## [The task]
Quote the records that follow in full and exactly; leave out the pictures.

## [Records]
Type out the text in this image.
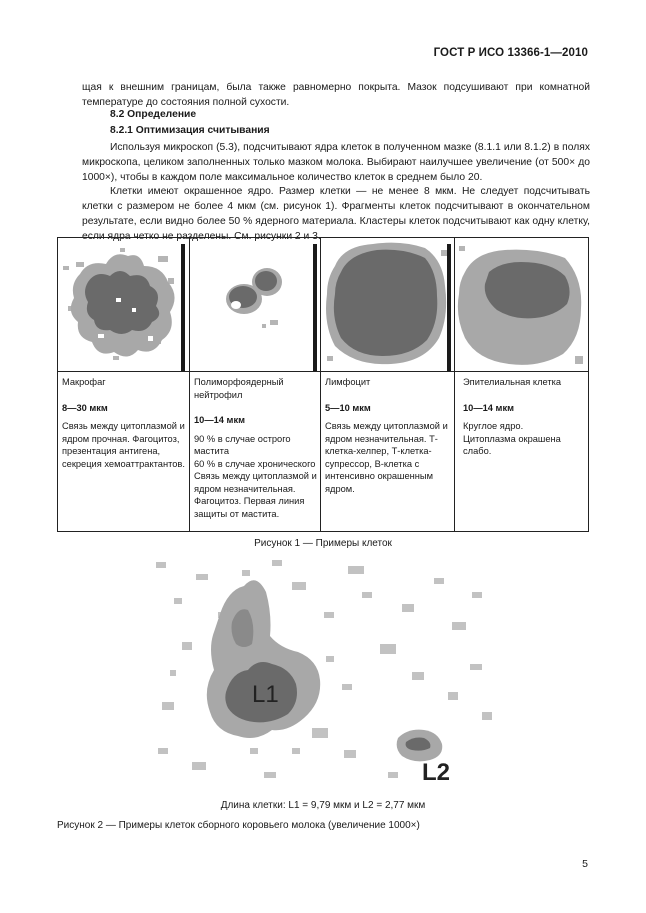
ГОСТ Р ИСО 13366-1—2010

щая к внешним границам, была также равномерно покрыта. Мазок подсушивают при комнатной температуре до состояния полной сухости.

8.2 Определение
8.2.1 Оптимизация считывания

Используя микроскоп (5.3), подсчитывают ядра клеток в полученном мазке (8.1.1 или 8.1.2) в полях микроскопа, целиком заполненных только мазком молока. Выбирают наилучшее увеличение (от 500× до 1000×), чтобы в каждом поле максимальное количество клеток в среднем было 20.

Клетки имеют окрашенное ядро. Размер клетки — не менее 8 мкм. Не следует подсчитывать клетки с размером не более 4 мкм (см. рисунок 1). Фрагменты клеток подсчитывают в окончательном результате, если видно более 50 % ядерного материала. Кластеры клеток подсчитывают как одну клетку, если ядра четко не разделены. См. рисунки 2 и 3.

Макрофаг
8—30 мкм
Связь между цитоплазмой и ядром прочная. Фагоцитоз, презентация антигена, секреция хемоаттрактантов.
Полиморфоядерный нейтрофил
10—14 мкм
90 % в случае острого мастита
60 % в случае хронического
Связь между цитоплазмой и ядром незначительная. Фагоцитоз. Первая линия защиты от мастита.
Лимфоцит
5—10 мкм
Связь между цитоплазмой и ядром незначительная. Т-клетка-хелпер, Т-клетка-супрессор, В-клетка с интенсивно окрашенным ядром.
Эпителиальная клетка
10—14 мкм
Круглое ядро.
Цитоплазма окрашена слабо.
Рисунок 1 — Примеры клеток
L1
L2
Длина клетки: L1 = 9,79 мкм и L2 = 2,77 мкм
Рисунок 2 — Примеры клеток сборного коровьего молока (увеличение 1000×)
5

## [Finished task]
Type out the text in this image.
ГОСТ Р ИСО 13366-1—2010

щая к внешним границам, была также равномерно покрыта. Мазок подсушивают при комнатной температуре до состояния полной сухости.

8.2 Определение
8.2.1 Оптимизация считывания

Используя микроскоп (5.3), подсчитывают ядра клеток в полученном мазке (8.1.1 или 8.1.2) в полях микроскопа, целиком заполненных только мазком молока. Выбирают наилучшее увеличение (от 500× до 1000×), чтобы в каждом поле максимальное количество клеток в среднем было 20.

Клетки имеют окрашенное ядро. Размер клетки — не менее 8 мкм. Не следует подсчитывать клетки с размером не более 4 мкм (см. рисунок 1). Фрагменты клеток подсчитывают в окончательном результате, если видно более 50 % ядерного материала. Кластеры клеток подсчитывают как одну клетку, если ядра четко не разделены. См. рисунки 2 и 3.

Макрофаг
8—30 мкм
Связь между цитоплазмой и ядром прочная. Фагоцитоз, презентация антигена, секреция хемоаттрактантов.
Полиморфоядерный нейтрофил
10—14 мкм
90 % в случае острого мастита
60 % в случае хронического
Связь между цитоплазмой и ядром незначительная. Фагоцитоз. Первая линия защиты от мастита.
Лимфоцит
5—10 мкм
Связь между цитоплазмой и ядром незначительная. Т-клетка-хелпер, Т-клетка-супрессор, В-клетка с интенсивно окрашенным ядром.
Эпителиальная клетка
10—14 мкм
Круглое ядро.
Цитоплазма окрашена слабо.
Рисунок 1 — Примеры клеток
L1
L2
Длина клетки: L1 = 9,79 мкм и L2 = 2,77 мкм
Рисунок 2 — Примеры клеток сборного коровьего молока (увеличение 1000×)
5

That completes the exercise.